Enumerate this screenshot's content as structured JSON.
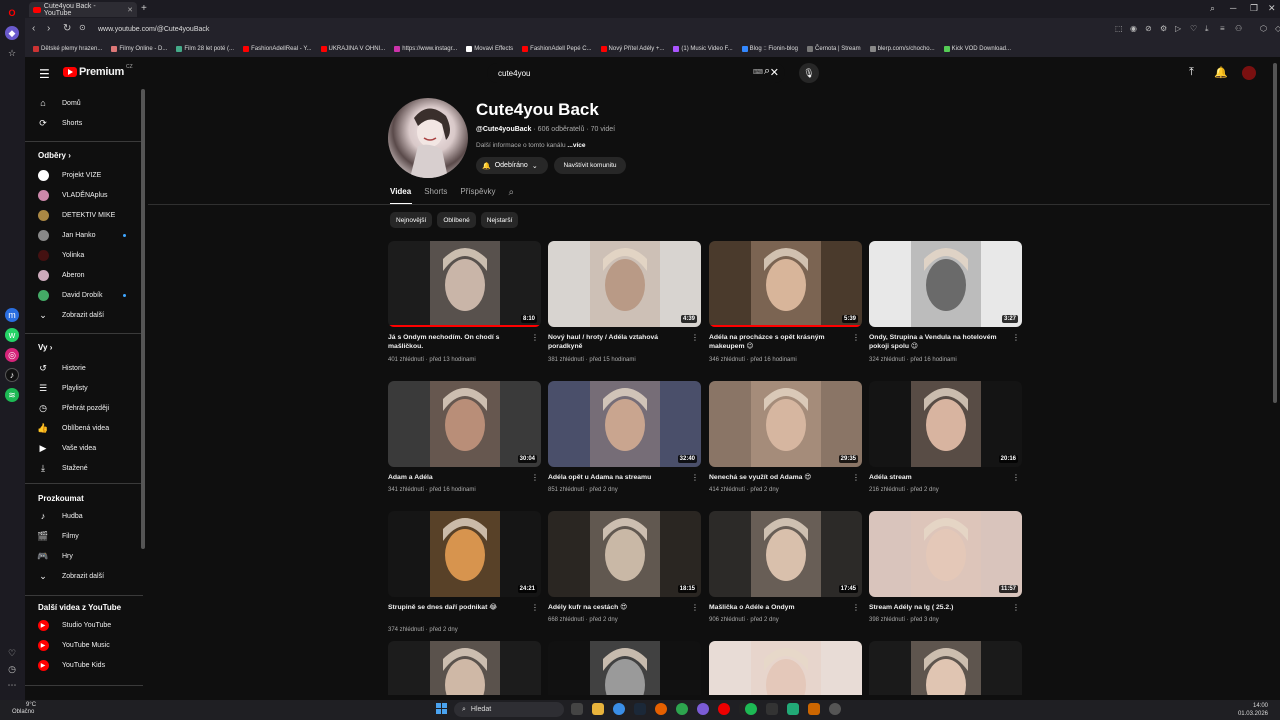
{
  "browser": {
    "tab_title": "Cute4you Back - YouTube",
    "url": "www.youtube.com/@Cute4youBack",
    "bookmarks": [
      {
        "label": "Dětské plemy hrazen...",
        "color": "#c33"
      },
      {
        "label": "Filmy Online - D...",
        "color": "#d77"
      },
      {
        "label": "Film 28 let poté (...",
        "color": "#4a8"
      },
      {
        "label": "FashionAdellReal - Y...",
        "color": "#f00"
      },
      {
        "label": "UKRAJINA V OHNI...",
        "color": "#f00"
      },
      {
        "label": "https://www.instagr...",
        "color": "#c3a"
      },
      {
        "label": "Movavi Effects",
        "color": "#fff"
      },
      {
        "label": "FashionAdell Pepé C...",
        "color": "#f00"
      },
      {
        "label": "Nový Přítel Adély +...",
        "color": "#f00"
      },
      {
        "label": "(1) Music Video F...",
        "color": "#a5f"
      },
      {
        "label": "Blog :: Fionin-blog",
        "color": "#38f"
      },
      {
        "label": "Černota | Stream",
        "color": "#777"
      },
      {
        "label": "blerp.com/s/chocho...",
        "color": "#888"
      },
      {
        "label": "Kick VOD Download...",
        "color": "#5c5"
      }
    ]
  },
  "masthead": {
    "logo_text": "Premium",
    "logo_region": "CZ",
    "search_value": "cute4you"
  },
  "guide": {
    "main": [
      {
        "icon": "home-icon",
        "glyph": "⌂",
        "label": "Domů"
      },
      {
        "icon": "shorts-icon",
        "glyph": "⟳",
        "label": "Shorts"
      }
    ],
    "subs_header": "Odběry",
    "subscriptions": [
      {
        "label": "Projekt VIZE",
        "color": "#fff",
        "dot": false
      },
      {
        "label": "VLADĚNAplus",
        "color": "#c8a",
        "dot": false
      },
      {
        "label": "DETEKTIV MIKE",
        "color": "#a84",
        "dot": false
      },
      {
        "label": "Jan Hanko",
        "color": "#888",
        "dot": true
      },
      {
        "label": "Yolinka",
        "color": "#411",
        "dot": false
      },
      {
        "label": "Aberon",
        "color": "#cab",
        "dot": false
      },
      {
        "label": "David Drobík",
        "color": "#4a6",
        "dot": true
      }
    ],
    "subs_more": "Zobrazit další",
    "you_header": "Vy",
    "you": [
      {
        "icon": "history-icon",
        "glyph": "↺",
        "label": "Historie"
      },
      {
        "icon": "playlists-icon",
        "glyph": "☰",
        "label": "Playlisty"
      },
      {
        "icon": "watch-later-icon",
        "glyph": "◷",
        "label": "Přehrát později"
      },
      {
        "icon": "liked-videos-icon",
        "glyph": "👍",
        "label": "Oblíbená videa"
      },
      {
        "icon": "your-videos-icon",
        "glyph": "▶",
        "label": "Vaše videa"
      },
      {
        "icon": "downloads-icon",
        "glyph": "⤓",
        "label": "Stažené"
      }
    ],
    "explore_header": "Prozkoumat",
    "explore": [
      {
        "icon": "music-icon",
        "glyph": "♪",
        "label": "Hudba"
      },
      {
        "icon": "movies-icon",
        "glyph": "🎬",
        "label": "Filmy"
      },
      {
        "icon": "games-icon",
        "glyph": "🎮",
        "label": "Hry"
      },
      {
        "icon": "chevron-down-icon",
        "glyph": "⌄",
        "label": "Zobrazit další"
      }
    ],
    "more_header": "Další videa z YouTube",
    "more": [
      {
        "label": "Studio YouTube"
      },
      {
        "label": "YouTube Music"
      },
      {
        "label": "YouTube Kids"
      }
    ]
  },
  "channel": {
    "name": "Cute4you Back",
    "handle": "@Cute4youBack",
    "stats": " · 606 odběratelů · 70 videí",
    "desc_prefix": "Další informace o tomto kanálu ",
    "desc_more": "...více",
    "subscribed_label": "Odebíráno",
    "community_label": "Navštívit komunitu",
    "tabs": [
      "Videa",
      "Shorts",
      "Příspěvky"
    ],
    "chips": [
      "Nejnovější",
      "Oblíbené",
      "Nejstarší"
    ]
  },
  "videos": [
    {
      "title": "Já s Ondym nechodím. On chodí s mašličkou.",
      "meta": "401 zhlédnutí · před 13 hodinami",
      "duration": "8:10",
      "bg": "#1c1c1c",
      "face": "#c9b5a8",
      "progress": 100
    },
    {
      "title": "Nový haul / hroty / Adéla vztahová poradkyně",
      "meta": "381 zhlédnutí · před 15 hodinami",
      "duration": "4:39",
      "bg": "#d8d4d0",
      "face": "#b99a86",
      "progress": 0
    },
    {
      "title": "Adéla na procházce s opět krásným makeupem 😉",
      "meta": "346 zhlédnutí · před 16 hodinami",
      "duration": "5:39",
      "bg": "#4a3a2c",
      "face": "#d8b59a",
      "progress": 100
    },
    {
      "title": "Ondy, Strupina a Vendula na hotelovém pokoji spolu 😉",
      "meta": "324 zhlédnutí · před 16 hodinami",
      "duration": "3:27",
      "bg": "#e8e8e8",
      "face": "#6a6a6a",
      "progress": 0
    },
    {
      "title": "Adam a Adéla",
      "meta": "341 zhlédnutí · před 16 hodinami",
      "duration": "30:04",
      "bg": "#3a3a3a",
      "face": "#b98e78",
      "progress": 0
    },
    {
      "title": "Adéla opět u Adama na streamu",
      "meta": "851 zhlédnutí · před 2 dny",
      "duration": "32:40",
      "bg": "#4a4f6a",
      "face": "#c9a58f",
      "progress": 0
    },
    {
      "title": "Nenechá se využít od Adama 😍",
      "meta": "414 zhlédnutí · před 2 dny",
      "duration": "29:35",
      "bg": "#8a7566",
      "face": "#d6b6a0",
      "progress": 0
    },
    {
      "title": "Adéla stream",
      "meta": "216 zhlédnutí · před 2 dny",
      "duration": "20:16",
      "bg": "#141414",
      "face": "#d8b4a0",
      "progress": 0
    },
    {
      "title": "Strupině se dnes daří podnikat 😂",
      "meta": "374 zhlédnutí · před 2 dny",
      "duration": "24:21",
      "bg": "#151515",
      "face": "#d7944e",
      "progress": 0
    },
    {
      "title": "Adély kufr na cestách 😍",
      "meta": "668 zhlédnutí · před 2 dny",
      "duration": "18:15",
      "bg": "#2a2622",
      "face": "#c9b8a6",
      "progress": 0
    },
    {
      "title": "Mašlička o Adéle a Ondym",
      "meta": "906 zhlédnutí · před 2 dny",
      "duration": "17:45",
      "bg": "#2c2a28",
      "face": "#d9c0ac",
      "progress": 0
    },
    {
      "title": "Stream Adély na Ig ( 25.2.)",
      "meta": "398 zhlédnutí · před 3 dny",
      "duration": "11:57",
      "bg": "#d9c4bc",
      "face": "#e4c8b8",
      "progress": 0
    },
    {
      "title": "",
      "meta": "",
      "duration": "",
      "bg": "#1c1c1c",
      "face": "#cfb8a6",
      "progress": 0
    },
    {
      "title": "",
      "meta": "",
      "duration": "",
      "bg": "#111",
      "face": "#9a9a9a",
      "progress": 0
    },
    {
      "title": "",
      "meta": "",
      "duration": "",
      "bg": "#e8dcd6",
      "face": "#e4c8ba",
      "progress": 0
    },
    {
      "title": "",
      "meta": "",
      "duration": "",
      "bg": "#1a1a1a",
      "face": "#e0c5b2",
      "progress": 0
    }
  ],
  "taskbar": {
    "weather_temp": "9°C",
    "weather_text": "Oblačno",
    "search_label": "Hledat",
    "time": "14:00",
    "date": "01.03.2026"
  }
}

* * * *

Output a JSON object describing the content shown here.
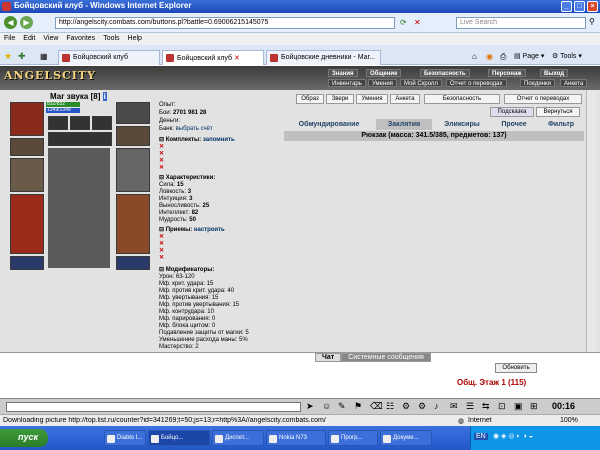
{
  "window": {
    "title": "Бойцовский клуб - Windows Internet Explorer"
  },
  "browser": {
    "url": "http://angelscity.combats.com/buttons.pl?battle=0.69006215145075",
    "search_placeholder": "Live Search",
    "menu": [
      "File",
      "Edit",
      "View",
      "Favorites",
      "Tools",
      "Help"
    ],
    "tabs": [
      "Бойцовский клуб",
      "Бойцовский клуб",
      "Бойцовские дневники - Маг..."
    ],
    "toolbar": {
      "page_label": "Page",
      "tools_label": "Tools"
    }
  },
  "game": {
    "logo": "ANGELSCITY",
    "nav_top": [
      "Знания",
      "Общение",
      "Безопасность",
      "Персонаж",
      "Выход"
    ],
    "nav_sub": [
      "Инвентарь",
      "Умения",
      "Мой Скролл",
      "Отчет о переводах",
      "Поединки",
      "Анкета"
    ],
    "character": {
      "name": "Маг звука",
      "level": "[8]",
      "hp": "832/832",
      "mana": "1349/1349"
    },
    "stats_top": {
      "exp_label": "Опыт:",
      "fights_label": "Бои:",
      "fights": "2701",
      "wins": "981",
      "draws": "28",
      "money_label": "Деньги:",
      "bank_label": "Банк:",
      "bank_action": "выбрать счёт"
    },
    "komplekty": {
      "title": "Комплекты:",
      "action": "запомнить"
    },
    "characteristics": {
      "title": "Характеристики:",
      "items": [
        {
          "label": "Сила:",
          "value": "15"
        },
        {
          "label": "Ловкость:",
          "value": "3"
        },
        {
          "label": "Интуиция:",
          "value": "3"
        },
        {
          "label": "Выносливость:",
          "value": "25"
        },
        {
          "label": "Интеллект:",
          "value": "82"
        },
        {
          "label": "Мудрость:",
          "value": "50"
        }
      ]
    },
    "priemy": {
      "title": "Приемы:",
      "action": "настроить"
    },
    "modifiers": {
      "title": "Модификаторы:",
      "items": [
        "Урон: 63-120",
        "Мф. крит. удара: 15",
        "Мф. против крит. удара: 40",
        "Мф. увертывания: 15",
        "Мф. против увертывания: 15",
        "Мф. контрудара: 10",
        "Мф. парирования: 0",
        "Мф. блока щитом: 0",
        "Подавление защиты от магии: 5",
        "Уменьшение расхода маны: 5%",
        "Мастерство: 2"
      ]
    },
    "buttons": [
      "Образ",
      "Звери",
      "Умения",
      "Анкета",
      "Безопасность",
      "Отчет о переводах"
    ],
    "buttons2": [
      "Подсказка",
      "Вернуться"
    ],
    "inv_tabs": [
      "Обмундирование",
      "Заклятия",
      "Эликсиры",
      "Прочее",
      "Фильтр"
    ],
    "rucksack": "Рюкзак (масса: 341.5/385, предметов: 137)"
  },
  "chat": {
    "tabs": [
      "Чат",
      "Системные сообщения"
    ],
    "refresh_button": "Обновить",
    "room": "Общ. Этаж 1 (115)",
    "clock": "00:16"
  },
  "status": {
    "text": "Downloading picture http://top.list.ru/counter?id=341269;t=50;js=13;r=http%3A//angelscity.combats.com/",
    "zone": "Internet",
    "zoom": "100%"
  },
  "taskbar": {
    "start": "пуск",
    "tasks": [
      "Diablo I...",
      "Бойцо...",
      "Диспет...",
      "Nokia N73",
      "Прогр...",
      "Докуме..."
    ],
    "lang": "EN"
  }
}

* * * *

Copy out each line of the entries that holds "icon".

        "icon": "home-icon",
        "icon": "shorts-icon",
        "icon": "history-icon",
        "icon": "playlists-icon",
        "icon": "watch-later-icon",
        "icon": "liked-videos-icon",
        "icon": "your-videos-icon",
        "icon": "downloads-icon",
        "icon": "music-icon",
        "icon": "movies-icon",
        "icon": "games-icon",
        "icon": "chevron-down-icon",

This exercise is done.